(Dataset records)
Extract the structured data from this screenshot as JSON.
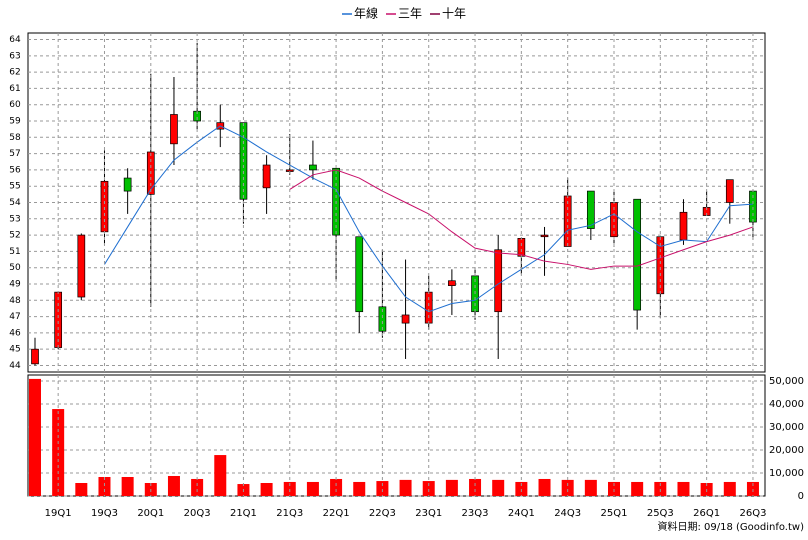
{
  "chart_data": [
    {
      "type": "candlestick",
      "open": [
        44.1,
        45.1,
        48.2,
        52.2,
        55.5,
        54.5,
        57.6,
        59.6,
        58.5,
        58.9,
        54.9,
        55.9,
        56.3,
        56.1,
        51.9,
        47.6,
        46.6,
        46.6,
        48.9,
        49.5,
        47.3,
        50.7,
        51.9,
        51.3,
        54.7,
        51.9,
        54.2,
        48.4,
        51.7,
        53.2,
        54.0,
        54.7
      ],
      "high": [
        45.7,
        48.5,
        52.1,
        57.2,
        56.1,
        61.9,
        61.7,
        63.8,
        60.0,
        58.9,
        56.9,
        58.2,
        57.8,
        56.1,
        51.9,
        51.1,
        50.5,
        49.5,
        49.9,
        50.0,
        52.0,
        51.8,
        52.5,
        55.5,
        54.7,
        54.8,
        54.2,
        51.9,
        54.2,
        54.7,
        55.4,
        54.8
      ],
      "low": [
        44.0,
        45.0,
        48.0,
        51.4,
        53.3,
        47.6,
        56.3,
        58.5,
        57.4,
        52.7,
        53.3,
        55.7,
        55.4,
        49.2,
        46.0,
        45.7,
        44.4,
        46.2,
        47.1,
        46.8,
        44.4,
        49.6,
        49.5,
        51.3,
        51.7,
        51.3,
        46.2,
        46.9,
        51.4,
        53.2,
        52.7,
        51.7
      ],
      "close": [
        45.0,
        48.5,
        52.0,
        55.3,
        54.7,
        57.1,
        59.4,
        59.0,
        58.9,
        54.2,
        56.3,
        56.0,
        56.0,
        52.0,
        47.3,
        46.1,
        47.1,
        48.5,
        49.2,
        47.3,
        51.1,
        51.8,
        52.0,
        54.4,
        52.4,
        54.0,
        47.4,
        51.9,
        53.4,
        53.7,
        55.4,
        52.8
      ],
      "up_color": "#ff0000",
      "down_color": "#00c000",
      "series": [
        {
          "name": "年線",
          "color": "#1f6fd0",
          "values": [
            null,
            null,
            null,
            50.2,
            52.5,
            54.8,
            56.6,
            57.7,
            58.7,
            58.0,
            57.1,
            56.3,
            55.5,
            54.8,
            52.2,
            50.1,
            48.2,
            47.3,
            47.8,
            48.0,
            49.0,
            49.9,
            50.8,
            52.3,
            52.6,
            53.3,
            52.2,
            51.3,
            51.7,
            51.6,
            53.8,
            53.9
          ]
        },
        {
          "name": "三年",
          "color": "#c8106a",
          "values": [
            null,
            null,
            null,
            null,
            null,
            null,
            null,
            null,
            null,
            null,
            null,
            54.8,
            55.7,
            56.0,
            55.5,
            54.7,
            54.0,
            53.3,
            52.2,
            51.2,
            50.9,
            50.8,
            50.4,
            50.2,
            49.9,
            50.1,
            50.1,
            50.6,
            51.1,
            51.6,
            52.0,
            52.5
          ]
        },
        {
          "name": "十年",
          "color": "#800040",
          "values": [
            null,
            null,
            null,
            null,
            null,
            null,
            null,
            null,
            null,
            null,
            null,
            null,
            null,
            null,
            null,
            null,
            null,
            null,
            null,
            null,
            null,
            null,
            null,
            null,
            null,
            null,
            null,
            null,
            null,
            null,
            null,
            null
          ]
        }
      ],
      "ylim": [
        43.6,
        64.4
      ],
      "yticks": [
        44,
        45,
        46,
        47,
        48,
        49,
        50,
        51,
        52,
        53,
        54,
        55,
        56,
        57,
        58,
        59,
        60,
        61,
        62,
        63,
        64
      ],
      "grid": true
    },
    {
      "type": "bar",
      "categories": [
        null,
        "19Q1",
        null,
        "19Q3",
        null,
        "20Q1",
        null,
        "20Q3",
        null,
        "21Q1",
        null,
        "21Q3",
        null,
        "22Q1",
        null,
        "22Q3",
        null,
        "23Q1",
        null,
        "23Q3",
        null,
        "24Q1",
        null,
        "24Q3",
        null,
        "25Q1",
        null,
        "25Q3",
        null,
        "26Q1",
        null,
        "26Q3"
      ],
      "values": [
        50900,
        37800,
        5650,
        8260,
        8260,
        5650,
        8700,
        7400,
        17800,
        5200,
        5650,
        6100,
        6100,
        7400,
        6100,
        6500,
        7000,
        6500,
        7000,
        7400,
        7000,
        6100,
        7400,
        7000,
        7000,
        6100,
        6100,
        6100,
        6100,
        5650,
        6100,
        6100
      ],
      "color": "#ff0000",
      "ylim": [
        0,
        52600
      ],
      "yticks": [
        0,
        {
          "value": 10000,
          "label": "10,000"
        },
        {
          "value": 20000,
          "label": "20,000"
        },
        {
          "value": 30000,
          "label": "30,000"
        },
        {
          "value": 40000,
          "label": "40,000"
        },
        {
          "value": 50000,
          "label": "50,000"
        }
      ],
      "grid": true
    }
  ],
  "footer": "資料日期: 09/18 (Goodinfo.tw)"
}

- _Objective_
Filter the data, keeping only the lines that contain "label".

- _Written answer_
          "label": "10,000"
          "label": "20,000"
          "label": "30,000"
          "label": "40,000"
          "label": "50,000"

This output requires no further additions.